**Task objective:** Pull every line that holds the word "omission" from the entries.

-- START Material --

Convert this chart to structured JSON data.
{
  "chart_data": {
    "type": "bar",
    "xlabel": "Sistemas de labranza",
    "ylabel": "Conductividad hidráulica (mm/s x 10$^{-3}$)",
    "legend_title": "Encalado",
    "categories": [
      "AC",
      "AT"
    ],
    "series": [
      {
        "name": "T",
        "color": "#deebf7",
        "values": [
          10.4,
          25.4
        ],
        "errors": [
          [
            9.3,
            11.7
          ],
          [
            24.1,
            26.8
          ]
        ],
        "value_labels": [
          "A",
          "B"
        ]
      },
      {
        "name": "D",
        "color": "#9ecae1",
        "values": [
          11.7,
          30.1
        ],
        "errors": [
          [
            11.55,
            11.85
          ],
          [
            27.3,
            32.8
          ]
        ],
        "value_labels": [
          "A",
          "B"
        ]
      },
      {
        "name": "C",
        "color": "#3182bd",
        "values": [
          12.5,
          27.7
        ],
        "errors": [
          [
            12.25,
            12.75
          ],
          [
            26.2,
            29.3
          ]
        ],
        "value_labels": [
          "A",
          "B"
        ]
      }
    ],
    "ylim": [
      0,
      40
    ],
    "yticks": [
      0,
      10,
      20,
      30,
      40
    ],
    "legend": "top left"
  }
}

-- END Material --
-- START Material --

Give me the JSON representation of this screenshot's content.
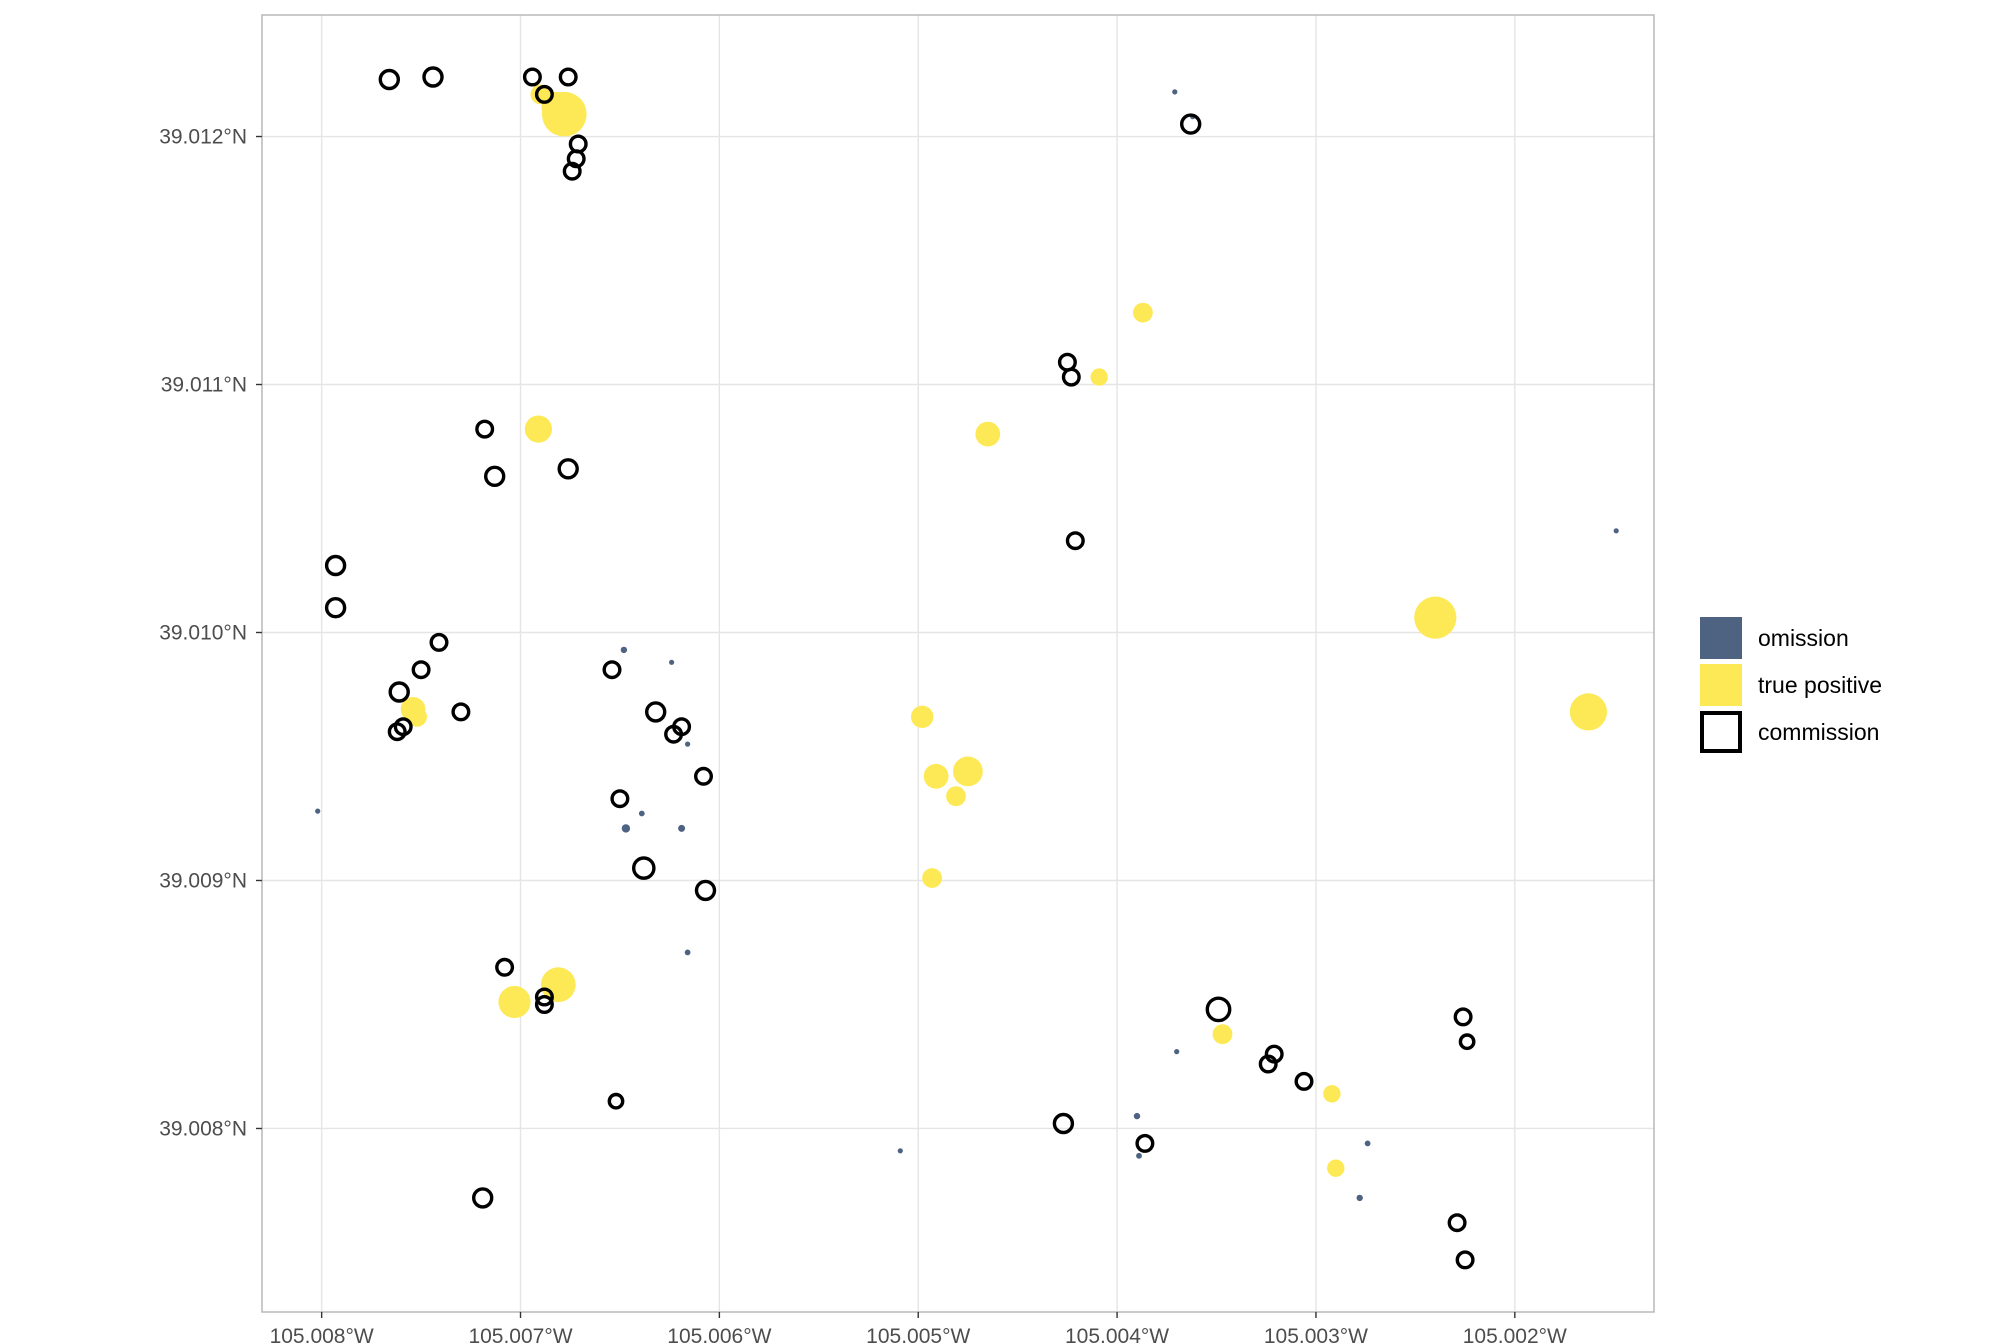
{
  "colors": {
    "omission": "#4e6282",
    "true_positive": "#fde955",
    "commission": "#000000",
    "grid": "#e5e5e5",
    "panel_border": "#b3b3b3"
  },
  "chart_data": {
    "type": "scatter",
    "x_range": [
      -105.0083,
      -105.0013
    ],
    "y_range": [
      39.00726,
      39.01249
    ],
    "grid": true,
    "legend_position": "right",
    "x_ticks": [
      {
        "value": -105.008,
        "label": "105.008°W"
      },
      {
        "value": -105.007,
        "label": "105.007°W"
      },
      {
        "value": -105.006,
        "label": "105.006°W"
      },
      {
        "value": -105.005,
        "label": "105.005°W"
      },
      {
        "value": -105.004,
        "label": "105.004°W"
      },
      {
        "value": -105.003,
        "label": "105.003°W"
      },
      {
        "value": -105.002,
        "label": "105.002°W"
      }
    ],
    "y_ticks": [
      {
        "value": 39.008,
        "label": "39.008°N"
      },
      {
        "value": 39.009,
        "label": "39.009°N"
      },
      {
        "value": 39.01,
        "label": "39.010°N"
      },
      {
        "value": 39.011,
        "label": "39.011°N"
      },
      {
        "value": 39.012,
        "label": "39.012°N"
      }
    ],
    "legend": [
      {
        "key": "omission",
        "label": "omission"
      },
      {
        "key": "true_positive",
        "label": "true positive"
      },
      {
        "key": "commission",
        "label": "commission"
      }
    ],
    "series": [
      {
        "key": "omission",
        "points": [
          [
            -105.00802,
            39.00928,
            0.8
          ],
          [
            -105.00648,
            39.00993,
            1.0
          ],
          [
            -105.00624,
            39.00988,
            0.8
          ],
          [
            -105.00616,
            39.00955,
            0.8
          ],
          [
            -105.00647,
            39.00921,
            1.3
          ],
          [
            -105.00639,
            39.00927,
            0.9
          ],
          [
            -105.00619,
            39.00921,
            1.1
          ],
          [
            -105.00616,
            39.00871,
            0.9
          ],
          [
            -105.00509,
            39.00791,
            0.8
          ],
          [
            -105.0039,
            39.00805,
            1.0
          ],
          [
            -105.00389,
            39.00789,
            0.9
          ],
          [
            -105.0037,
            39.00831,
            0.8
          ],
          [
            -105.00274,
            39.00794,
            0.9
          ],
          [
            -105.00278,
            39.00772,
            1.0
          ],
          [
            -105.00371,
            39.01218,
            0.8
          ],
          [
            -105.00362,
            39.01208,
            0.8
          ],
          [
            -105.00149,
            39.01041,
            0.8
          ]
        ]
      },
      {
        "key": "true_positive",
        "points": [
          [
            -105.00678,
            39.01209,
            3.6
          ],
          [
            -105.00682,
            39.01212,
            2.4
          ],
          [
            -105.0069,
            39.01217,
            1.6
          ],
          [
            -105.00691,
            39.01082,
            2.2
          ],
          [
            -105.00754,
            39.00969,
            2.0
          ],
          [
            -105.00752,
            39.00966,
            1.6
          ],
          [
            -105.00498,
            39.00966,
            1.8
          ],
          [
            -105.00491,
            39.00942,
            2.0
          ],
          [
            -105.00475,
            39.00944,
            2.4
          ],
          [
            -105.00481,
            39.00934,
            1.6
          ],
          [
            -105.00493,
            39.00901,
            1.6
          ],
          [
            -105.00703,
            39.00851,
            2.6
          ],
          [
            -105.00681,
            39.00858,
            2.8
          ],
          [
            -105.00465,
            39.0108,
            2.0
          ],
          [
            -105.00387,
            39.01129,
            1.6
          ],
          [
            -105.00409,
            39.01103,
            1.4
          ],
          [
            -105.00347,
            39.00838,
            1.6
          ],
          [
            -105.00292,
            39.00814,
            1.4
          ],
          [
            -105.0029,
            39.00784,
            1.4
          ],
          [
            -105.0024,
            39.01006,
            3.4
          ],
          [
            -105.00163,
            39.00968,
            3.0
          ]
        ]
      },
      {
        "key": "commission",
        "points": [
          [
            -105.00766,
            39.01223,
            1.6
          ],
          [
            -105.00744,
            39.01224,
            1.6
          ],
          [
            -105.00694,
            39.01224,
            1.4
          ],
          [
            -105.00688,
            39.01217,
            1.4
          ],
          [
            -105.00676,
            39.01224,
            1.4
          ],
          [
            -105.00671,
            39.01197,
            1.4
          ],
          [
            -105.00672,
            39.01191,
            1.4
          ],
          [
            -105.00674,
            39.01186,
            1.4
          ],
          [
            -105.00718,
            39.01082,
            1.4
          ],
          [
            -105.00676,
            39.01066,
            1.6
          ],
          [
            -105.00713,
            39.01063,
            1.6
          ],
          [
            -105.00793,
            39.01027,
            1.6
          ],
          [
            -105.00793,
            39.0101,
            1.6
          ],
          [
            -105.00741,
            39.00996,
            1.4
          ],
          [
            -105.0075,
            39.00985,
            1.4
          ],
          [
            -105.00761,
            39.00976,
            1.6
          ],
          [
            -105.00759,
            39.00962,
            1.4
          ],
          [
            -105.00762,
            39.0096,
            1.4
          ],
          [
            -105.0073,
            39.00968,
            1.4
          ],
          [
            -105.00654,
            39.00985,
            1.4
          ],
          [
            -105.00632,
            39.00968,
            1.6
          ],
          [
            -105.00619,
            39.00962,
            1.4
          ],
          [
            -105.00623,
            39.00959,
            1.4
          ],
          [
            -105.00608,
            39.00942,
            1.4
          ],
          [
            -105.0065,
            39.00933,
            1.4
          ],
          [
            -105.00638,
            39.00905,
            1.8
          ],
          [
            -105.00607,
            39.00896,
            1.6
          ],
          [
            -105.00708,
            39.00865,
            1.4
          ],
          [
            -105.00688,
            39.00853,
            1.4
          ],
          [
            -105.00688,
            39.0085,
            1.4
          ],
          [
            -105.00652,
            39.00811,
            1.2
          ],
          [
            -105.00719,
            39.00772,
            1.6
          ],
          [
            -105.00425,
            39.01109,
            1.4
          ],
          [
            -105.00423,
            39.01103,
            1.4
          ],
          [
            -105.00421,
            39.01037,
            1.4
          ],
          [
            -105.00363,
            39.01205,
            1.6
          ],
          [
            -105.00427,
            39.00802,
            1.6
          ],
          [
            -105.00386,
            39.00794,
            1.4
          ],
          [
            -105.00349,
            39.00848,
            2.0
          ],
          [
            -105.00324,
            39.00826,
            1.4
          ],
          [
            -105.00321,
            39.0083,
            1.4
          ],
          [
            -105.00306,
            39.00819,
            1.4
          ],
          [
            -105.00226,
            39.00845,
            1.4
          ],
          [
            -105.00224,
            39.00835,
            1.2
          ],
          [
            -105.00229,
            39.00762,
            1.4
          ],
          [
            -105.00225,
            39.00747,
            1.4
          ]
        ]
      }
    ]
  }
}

-- END Material --
-- START Material --

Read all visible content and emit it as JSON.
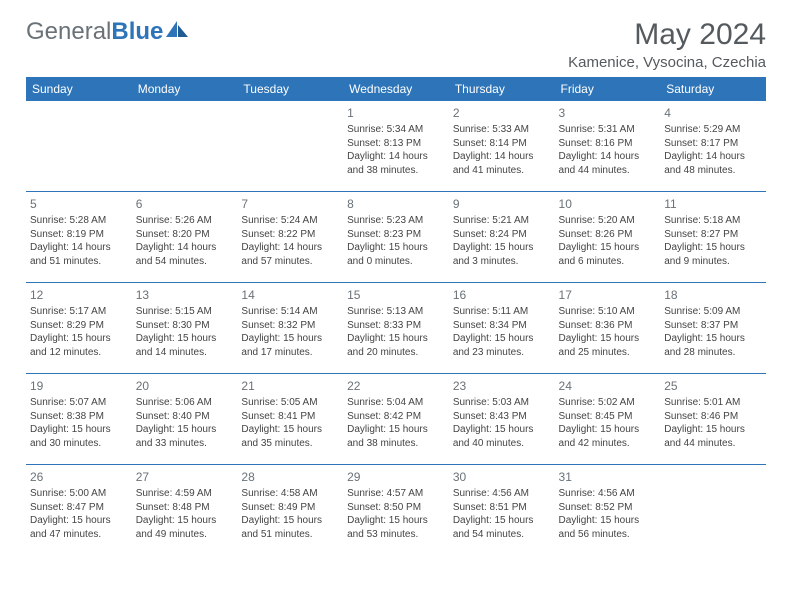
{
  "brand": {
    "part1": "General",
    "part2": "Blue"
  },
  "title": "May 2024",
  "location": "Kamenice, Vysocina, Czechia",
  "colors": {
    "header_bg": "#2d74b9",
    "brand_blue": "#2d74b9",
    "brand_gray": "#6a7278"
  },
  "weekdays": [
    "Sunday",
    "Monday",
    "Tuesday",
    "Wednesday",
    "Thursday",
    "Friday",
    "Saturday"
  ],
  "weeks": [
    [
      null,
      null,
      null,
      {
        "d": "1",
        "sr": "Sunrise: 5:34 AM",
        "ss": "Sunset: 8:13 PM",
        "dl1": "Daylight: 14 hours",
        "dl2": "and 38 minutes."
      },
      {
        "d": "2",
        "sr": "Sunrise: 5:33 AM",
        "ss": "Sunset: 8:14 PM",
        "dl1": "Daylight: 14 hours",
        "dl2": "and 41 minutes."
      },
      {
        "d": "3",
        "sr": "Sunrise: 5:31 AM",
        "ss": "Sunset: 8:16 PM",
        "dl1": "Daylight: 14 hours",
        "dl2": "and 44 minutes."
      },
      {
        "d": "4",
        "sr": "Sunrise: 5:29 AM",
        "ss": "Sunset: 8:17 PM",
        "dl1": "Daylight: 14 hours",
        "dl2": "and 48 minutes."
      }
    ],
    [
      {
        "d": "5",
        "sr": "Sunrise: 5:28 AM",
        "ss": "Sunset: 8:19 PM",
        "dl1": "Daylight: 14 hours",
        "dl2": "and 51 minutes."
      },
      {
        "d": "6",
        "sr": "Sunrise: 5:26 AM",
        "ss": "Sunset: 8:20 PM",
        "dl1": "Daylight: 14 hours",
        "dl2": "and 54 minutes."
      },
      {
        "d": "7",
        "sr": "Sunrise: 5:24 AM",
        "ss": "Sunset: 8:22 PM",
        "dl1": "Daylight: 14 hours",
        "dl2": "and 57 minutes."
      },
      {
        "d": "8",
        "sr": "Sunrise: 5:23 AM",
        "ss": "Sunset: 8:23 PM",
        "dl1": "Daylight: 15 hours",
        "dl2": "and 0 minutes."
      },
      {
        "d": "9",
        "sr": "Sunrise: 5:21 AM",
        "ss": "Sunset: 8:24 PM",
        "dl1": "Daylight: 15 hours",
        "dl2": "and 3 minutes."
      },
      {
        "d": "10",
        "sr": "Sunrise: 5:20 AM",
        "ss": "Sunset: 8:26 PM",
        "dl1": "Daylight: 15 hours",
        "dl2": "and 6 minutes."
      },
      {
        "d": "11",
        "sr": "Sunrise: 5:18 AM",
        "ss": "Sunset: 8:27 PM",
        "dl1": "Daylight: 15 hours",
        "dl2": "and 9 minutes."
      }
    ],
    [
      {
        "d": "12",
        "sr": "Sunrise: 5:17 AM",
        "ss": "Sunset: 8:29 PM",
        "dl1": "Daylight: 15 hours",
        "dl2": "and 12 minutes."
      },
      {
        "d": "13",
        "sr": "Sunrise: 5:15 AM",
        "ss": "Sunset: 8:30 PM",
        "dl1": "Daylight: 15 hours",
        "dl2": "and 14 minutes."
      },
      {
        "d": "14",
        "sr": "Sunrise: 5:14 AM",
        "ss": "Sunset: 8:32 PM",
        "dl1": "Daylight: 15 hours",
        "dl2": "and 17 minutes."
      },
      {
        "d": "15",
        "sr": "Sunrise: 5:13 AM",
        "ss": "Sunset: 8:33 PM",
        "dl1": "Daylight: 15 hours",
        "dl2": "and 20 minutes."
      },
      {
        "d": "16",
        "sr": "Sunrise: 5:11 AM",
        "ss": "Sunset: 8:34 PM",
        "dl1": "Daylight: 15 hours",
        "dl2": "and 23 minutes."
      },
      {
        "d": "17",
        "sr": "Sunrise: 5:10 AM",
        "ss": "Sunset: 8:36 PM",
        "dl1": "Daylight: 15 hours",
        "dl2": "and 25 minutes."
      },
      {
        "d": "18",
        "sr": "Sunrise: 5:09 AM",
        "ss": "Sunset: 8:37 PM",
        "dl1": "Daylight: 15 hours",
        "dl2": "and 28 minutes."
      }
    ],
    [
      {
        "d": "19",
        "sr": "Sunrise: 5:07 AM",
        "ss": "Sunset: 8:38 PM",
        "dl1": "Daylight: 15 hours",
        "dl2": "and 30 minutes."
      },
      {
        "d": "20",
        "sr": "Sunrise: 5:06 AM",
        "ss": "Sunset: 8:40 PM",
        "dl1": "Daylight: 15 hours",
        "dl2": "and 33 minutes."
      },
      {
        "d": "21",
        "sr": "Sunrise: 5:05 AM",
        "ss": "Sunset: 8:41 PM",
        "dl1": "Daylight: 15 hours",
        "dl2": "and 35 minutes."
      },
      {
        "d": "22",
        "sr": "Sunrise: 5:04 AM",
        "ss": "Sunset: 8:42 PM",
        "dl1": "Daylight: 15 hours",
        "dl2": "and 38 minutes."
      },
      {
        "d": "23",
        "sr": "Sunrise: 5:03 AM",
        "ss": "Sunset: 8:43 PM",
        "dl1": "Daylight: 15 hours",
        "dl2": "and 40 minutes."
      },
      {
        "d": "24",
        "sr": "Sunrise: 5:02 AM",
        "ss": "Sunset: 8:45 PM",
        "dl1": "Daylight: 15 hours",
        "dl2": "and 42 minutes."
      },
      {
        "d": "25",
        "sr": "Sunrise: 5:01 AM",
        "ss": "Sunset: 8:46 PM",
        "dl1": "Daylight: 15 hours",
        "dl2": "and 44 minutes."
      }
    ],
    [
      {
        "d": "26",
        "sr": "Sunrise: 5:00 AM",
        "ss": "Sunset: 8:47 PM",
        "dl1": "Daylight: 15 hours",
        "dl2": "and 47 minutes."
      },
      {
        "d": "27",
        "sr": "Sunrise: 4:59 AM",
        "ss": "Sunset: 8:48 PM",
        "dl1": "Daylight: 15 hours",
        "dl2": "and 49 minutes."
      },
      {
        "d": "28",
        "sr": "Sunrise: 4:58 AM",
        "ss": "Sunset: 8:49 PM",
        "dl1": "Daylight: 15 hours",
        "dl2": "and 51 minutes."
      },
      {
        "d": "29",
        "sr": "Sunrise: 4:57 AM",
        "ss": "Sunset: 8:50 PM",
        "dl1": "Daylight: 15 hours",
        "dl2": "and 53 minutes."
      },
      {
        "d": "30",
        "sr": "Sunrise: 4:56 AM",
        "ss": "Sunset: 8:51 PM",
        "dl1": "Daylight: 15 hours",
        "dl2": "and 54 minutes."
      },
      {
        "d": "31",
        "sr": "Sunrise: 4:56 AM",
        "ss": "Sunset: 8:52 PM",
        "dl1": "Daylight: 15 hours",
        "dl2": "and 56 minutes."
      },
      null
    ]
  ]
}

-- END Material --

**Complete answer:**
    "omission": "#4e6282",
        "key": "omission",
        "label": "omission"
        "key": "omission",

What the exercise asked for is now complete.